* Start SUPPLIED RECORDS *
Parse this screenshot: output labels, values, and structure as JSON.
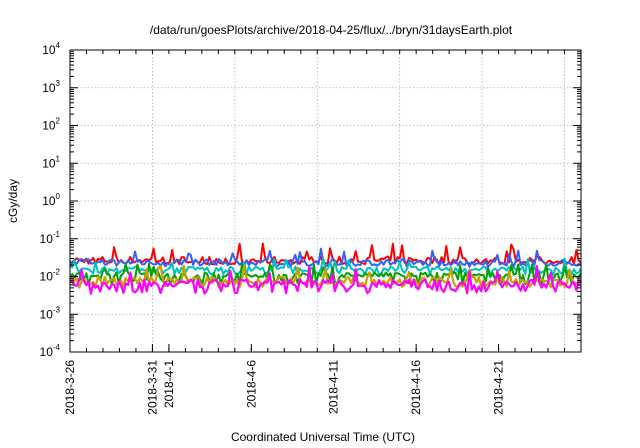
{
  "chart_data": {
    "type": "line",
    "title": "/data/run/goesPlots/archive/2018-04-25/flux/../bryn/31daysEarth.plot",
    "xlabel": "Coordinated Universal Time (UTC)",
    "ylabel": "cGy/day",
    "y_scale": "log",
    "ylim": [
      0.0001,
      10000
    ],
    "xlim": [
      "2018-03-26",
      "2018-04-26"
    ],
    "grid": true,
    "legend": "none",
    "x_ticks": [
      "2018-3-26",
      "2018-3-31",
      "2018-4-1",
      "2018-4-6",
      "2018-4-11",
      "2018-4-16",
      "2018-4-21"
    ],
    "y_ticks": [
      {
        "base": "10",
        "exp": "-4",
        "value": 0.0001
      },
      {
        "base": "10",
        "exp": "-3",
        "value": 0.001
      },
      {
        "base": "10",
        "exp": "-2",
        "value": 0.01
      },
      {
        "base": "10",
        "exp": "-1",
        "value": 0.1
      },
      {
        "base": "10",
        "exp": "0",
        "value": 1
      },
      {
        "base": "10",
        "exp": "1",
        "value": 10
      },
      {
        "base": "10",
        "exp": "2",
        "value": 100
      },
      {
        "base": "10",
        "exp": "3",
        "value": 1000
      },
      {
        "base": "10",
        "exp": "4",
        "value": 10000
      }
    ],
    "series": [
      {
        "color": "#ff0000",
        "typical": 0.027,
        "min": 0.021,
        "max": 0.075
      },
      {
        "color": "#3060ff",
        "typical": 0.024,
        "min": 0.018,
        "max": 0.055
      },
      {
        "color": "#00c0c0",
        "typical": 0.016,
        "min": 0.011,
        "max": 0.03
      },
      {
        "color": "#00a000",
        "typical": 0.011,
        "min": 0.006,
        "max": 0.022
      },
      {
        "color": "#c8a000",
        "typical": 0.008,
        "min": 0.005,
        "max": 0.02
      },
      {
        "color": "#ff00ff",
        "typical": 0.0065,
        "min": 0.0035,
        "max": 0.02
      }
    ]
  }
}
* End SUPPLIED RECORDS *
:: WHAT IS REQUIRED ::
Reply with one number only: the count of lines in the entries that contain "typical".

:: FINAL ANSWER ::
6